§ DATA SHOWN:

━━━

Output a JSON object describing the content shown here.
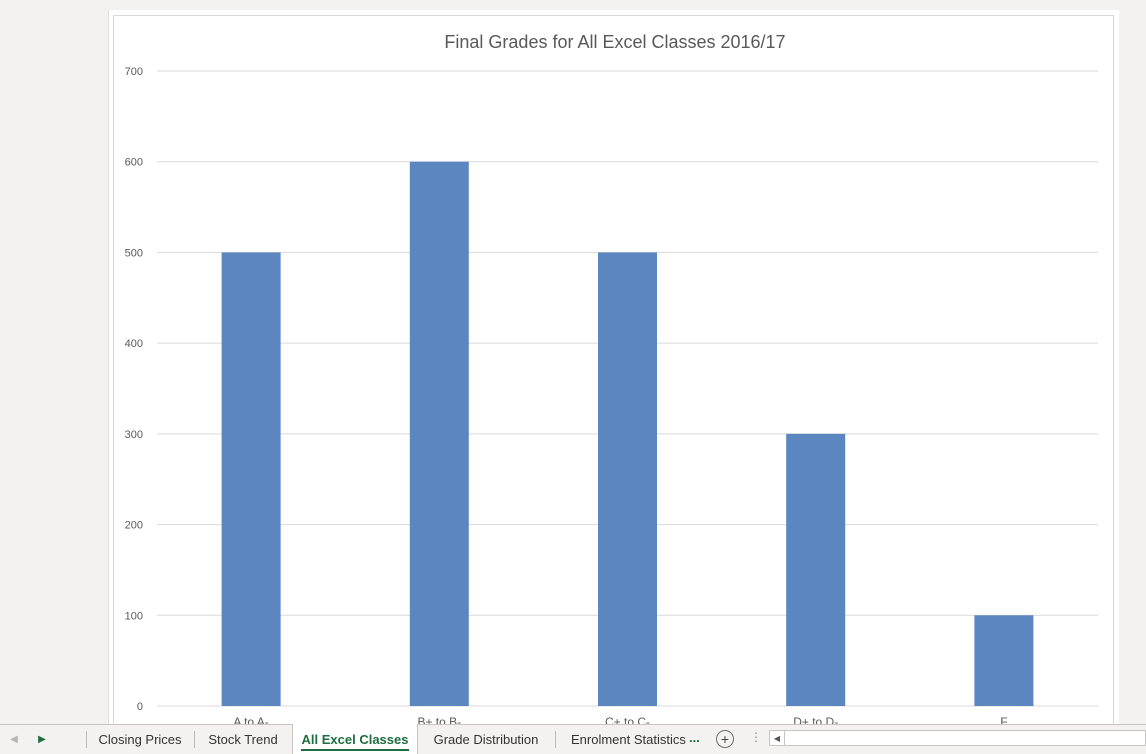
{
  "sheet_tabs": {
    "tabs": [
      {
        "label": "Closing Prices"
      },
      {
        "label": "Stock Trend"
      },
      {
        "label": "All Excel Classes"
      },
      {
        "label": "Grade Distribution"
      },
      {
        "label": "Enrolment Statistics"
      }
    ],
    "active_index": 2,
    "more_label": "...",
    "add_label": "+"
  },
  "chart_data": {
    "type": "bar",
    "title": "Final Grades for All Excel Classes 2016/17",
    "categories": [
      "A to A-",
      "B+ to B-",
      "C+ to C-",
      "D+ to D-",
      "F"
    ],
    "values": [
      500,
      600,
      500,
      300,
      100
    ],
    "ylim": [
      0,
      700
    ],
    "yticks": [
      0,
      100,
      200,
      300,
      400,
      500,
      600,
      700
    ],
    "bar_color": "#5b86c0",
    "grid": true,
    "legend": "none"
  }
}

━━━

§ REQUIREMENTS: Pick out the lines containing the string "Classes".

§ RESPONSE:
        "label": "All Excel Classes"
    "title": "Final Grades for All Excel Classes 2016/17",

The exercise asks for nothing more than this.